- KUMPULAN LATIHAN -
• A. Mohon jelaskan dalam satu sampai tiga kalimat, berdasarkan teks tentang produksi jagung, mengapa revisi program UPSUS diharapkan dapat meningkatkan produksi jagung nasional.
• B. Menurut teks tentang produksi jagung, berapa jumlah konsumsi jagung nasional pada 2016?

Revisi Program UPSUS Diharapkan Tingkatkan Produksi Jagung

NERACA

Jakarta = Revisi terhadap program Upaya Khusus (UPSUS) diharapkan mampu meningkatkan produksi jagung nasional. Sejak program UPSUS diterapkan pada 2015 yang lalu, produksi jagung cenderung stagnan dan tidak mengalami peningkatan jumlah produksi yang signifikan. Program UPSUS adalah pemberian benih jagung hibrida secara gratis kepada petani.

Berdasarkan data dari Kementerian Pertanian (Kementan), jumlah produksi jagung nasional pada 2015 mencapai 19,6 juta ton. Pada 2016 dan 2017 jumlahnya meningkat tipis menjadi 19,7 juta ton dan 20 juta ton. Jumlah ini belum bisa mengimbangi jumlah konsumsi nasional jagung yang juga terus meningkat. Jumlah konsumsi jagung nasional pada 2015 adalah 23,3 juta ton. Ada sedikit penurunan pada 2016 yaitu menjadi 22,1 juta ton. Jumlah ini kembali naik menjadi 23,3 juta ton pada 2017.

- DAFTAR BARIS -

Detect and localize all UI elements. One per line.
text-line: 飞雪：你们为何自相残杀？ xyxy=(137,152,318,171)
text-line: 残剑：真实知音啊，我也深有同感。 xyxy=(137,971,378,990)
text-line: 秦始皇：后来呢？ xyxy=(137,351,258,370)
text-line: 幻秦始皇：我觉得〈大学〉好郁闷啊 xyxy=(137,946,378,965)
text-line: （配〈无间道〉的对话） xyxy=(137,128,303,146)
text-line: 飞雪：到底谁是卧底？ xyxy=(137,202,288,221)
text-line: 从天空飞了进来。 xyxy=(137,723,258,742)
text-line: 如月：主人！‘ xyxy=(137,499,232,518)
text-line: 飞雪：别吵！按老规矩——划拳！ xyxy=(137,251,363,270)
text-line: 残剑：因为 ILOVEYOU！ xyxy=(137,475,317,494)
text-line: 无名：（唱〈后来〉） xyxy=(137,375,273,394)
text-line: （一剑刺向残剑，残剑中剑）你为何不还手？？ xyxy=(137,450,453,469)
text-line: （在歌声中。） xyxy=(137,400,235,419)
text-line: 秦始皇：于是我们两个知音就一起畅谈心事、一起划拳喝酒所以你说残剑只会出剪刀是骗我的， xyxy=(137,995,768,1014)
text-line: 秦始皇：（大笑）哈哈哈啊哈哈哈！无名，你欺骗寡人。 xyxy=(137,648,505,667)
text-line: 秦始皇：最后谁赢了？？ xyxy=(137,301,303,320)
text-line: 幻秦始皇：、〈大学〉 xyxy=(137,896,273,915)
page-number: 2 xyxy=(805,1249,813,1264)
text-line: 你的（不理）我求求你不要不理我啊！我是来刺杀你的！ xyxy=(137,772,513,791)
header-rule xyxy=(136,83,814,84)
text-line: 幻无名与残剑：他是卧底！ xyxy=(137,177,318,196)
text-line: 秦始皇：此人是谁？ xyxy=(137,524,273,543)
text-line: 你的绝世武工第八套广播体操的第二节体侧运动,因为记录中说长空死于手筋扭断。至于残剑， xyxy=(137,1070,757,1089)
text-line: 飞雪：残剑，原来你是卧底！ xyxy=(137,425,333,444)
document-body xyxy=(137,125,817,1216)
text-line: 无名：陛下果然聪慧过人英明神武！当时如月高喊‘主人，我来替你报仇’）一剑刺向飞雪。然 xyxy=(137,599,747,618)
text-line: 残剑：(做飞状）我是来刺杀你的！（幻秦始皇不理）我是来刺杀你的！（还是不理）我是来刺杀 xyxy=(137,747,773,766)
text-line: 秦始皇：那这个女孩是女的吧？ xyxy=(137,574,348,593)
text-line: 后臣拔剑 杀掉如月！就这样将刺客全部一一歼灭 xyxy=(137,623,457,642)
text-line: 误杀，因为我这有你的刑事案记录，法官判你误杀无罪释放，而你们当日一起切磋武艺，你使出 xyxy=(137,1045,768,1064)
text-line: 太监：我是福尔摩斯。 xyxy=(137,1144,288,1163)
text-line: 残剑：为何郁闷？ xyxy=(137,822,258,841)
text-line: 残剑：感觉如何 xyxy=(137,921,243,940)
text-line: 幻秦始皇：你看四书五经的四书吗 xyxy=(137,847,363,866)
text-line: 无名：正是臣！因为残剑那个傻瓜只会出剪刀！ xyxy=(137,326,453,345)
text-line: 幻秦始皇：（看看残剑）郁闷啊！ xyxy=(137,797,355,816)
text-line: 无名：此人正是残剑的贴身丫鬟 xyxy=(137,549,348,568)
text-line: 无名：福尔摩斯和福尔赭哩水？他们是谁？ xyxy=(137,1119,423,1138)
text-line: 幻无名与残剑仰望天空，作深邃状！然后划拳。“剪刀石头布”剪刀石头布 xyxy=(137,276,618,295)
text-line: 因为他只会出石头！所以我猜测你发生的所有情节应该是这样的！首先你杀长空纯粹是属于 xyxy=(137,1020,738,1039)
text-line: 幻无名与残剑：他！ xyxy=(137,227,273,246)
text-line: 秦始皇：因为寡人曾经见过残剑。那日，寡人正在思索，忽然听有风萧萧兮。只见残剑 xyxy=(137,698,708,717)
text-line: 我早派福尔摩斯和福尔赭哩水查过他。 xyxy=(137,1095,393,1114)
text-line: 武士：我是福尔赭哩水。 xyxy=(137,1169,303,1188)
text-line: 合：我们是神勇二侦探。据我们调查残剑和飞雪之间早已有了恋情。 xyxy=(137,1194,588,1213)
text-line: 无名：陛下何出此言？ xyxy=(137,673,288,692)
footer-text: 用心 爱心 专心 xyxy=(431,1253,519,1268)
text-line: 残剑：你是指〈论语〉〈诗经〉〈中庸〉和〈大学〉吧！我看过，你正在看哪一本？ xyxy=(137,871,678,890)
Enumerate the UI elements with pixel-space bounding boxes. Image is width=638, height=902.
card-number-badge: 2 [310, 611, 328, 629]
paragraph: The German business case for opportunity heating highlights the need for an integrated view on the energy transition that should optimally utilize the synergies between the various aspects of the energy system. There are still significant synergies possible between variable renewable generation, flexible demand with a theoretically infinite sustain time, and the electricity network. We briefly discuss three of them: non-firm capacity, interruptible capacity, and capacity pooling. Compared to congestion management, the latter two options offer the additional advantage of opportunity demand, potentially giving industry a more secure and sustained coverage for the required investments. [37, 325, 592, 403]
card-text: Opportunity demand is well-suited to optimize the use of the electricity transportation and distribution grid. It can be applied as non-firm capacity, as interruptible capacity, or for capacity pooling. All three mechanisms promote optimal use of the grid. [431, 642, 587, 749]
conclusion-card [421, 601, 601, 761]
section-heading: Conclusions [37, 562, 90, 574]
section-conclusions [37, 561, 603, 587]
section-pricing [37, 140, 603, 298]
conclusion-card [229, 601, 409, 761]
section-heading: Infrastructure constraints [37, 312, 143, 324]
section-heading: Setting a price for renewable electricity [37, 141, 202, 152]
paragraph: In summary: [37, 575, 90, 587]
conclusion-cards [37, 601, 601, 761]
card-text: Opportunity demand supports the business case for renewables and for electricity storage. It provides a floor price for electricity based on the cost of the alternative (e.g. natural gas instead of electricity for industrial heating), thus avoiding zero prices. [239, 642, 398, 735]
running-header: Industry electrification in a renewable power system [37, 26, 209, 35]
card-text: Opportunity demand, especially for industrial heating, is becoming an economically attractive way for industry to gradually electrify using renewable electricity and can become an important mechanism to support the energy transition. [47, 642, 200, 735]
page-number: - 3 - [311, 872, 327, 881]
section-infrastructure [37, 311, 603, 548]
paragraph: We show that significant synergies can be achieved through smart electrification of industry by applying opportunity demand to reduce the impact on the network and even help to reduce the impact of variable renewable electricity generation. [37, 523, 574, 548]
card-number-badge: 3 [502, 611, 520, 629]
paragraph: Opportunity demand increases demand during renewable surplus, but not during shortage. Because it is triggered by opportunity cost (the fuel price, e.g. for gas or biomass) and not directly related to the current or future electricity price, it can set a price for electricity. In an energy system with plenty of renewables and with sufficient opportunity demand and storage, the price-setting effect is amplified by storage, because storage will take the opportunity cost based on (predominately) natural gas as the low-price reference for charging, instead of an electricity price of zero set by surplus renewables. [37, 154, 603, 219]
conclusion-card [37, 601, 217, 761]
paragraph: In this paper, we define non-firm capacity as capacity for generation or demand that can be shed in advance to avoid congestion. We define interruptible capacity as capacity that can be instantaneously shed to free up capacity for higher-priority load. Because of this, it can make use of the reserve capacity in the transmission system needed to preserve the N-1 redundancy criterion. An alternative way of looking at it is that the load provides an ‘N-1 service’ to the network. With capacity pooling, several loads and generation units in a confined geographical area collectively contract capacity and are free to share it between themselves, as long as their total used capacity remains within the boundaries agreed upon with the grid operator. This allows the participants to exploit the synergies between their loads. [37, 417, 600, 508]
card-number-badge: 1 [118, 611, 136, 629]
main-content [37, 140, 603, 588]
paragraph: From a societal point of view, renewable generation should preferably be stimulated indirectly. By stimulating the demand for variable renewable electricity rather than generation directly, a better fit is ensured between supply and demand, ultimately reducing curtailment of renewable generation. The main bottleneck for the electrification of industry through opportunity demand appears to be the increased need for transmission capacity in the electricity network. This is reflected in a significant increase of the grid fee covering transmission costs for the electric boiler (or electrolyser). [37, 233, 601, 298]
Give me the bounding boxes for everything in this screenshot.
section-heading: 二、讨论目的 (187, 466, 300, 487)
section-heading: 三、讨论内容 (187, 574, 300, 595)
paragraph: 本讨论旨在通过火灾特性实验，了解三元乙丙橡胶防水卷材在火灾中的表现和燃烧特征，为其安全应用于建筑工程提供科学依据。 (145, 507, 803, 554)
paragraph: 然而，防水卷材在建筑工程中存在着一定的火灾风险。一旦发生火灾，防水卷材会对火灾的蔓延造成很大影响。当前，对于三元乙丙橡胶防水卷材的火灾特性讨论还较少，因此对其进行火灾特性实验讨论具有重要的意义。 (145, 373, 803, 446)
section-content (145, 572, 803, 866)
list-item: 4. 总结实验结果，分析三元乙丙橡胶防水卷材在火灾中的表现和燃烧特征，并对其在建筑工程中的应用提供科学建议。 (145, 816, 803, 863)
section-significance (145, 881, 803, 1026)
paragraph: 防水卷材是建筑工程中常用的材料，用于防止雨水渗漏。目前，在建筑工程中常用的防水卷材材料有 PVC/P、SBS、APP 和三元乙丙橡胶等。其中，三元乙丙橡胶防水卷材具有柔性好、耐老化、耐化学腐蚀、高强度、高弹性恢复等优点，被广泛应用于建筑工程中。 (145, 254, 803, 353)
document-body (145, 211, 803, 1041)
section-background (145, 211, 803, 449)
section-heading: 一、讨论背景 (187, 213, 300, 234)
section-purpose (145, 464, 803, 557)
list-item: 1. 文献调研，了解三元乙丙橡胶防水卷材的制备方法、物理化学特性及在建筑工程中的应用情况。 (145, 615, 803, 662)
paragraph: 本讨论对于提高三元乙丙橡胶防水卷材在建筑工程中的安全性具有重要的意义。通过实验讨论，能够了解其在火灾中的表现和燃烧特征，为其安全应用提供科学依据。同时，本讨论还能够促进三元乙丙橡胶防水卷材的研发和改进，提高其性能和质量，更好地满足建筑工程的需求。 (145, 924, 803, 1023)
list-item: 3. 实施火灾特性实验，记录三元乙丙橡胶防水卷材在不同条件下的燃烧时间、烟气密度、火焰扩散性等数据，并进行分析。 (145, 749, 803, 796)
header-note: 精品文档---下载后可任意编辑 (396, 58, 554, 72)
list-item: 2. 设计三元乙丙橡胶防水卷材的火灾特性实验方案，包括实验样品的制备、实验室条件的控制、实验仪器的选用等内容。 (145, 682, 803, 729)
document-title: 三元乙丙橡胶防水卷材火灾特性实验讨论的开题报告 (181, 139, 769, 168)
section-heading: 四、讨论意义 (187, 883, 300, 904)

- JAWABAN TIAP TUGAS -
• A. Revisi itu diharapkan karena sejak program UPSUS diterapkan pada 2015, produksi jagung cenderung stagnan tanpa peningkatan yang signifikan. Produksi hanya naik tipis dari 19,6 juta ton pada 2015 menjadi 19,7 juta ton pada 2016 dan 20 juta ton pada 2017. Jumlah ini belum mampu mengimbangi konsumsi jagung nasional yang terus meningkat.

• B. 22,1 juta ton.